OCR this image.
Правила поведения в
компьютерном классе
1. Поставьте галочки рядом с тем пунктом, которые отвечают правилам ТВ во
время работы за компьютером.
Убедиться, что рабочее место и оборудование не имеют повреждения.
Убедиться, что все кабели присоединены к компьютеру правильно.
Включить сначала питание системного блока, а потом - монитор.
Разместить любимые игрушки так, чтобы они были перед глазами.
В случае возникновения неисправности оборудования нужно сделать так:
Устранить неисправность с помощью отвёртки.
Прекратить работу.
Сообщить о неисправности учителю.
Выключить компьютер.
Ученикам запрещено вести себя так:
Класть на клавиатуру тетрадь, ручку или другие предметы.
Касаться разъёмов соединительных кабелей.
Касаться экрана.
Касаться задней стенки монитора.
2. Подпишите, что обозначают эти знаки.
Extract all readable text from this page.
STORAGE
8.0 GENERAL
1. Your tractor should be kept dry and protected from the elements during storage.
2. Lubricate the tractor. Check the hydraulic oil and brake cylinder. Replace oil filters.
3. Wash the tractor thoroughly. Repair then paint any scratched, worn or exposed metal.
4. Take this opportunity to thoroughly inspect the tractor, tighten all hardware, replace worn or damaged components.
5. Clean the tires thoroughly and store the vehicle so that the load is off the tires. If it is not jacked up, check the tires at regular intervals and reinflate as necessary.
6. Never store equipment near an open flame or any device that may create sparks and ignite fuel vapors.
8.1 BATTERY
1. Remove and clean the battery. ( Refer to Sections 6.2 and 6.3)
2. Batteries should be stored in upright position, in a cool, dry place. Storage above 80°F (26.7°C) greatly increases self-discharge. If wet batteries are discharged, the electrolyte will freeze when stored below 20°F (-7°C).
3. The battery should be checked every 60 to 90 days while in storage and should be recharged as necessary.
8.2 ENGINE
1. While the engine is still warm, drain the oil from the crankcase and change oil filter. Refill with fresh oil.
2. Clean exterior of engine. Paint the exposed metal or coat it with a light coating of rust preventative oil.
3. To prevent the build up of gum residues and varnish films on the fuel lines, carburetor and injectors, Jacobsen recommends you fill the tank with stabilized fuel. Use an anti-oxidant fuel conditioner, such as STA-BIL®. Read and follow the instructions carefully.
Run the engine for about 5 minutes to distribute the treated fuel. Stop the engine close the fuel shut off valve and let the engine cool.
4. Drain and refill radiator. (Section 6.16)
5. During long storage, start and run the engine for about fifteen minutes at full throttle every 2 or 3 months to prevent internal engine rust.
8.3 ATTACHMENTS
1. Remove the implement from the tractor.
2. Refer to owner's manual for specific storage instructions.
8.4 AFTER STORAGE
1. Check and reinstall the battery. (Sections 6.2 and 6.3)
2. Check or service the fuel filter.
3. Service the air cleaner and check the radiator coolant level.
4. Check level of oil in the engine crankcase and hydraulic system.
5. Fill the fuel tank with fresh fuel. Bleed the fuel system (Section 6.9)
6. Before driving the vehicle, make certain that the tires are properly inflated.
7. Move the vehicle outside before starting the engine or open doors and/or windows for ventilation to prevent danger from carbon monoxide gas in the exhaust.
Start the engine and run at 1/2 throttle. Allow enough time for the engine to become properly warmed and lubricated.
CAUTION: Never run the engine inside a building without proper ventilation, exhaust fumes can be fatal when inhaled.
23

----

• _Work to complete_
Each entry above is to be quoted exactly.

• _Correct response_
OCR this image.
Правила поведения в
компьютерном классе
1. Поставьте галочки рядом с тем пунктом, которые отвечают правилам ТВ во
время работы за компьютером.
Убедиться, что рабочее место и оборудование не имеют повреждения.
Убедиться, что все кабели присоединены к компьютеру правильно.
Включить сначала питание системного блока, а потом - монитор.
Разместить любимые игрушки так, чтобы они были перед глазами.
В случае возникновения неисправности оборудования нужно сделать так:
Устранить неисправность с помощью отвёртки.
Прекратить работу.
Сообщить о неисправности учителю.
Выключить компьютер.
Ученикам запрещено вести себя так:
Класть на клавиатуру тетрадь, ручку или другие предметы.
Касаться разъёмов соединительных кабелей.
Касаться экрана.
Касаться задней стенки монитора.
2. Подпишите, что обозначают эти знаки.
Extract all readable text from this page.
STORAGE
8.0 GENERAL
1. Your tractor should be kept dry and protected from the elements during storage.
2. Lubricate the tractor. Check the hydraulic oil and brake cylinder. Replace oil filters.
3. Wash the tractor thoroughly. Repair then paint any scratched, worn or exposed metal.
4. Take this opportunity to thoroughly inspect the tractor, tighten all hardware, replace worn or damaged components.
5. Clean the tires thoroughly and store the vehicle so that the load is off the tires. If it is not jacked up, check the tires at regular intervals and reinflate as necessary.
6. Never store equipment near an open flame or any device that may create sparks and ignite fuel vapors.
8.1 BATTERY
1. Remove and clean the battery. ( Refer to Sections 6.2 and 6.3)
2. Batteries should be stored in upright position, in a cool, dry place. Storage above 80°F (26.7°C) greatly increases self-discharge. If wet batteries are discharged, the electrolyte will freeze when stored below 20°F (-7°C).
3. The battery should be checked every 60 to 90 days while in storage and should be recharged as necessary.
8.2 ENGINE
1. While the engine is still warm, drain the oil from the crankcase and change oil filter. Refill with fresh oil.
2. Clean exterior of engine. Paint the exposed metal or coat it with a light coating of rust preventative oil.
3. To prevent the build up of gum residues and varnish films on the fuel lines, carburetor and injectors, Jacobsen recommends you fill the tank with stabilized fuel. Use an anti-oxidant fuel conditioner, such as STA-BIL®. Read and follow the instructions carefully.
Run the engine for about 5 minutes to distribute the treated fuel. Stop the engine close the fuel shut off valve and let the engine cool.
4. Drain and refill radiator. (Section 6.16)
5. During long storage, start and run the engine for about fifteen minutes at full throttle every 2 or 3 months to prevent internal engine rust.
8.3 ATTACHMENTS
1. Remove the implement from the tractor.
2. Refer to owner's manual for specific storage instructions.
8.4 AFTER STORAGE
1. Check and reinstall the battery. (Sections 6.2 and 6.3)
2. Check or service the fuel filter.
3. Service the air cleaner and check the radiator coolant level.
4. Check level of oil in the engine crankcase and hydraulic system.
5. Fill the fuel tank with fresh fuel. Bleed the fuel system (Section 6.9)
6. Before driving the vehicle, make certain that the tires are properly inflated.
7. Move the vehicle outside before starting the engine or open doors and/or windows for ventilation to prevent danger from carbon monoxide gas in the exhaust.
Start the engine and run at 1/2 throttle. Allow enough time for the engine to become properly warmed and lubricated.
CAUTION: Never run the engine inside a building without proper ventilation, exhaust fumes can be fatal when inhaled.
23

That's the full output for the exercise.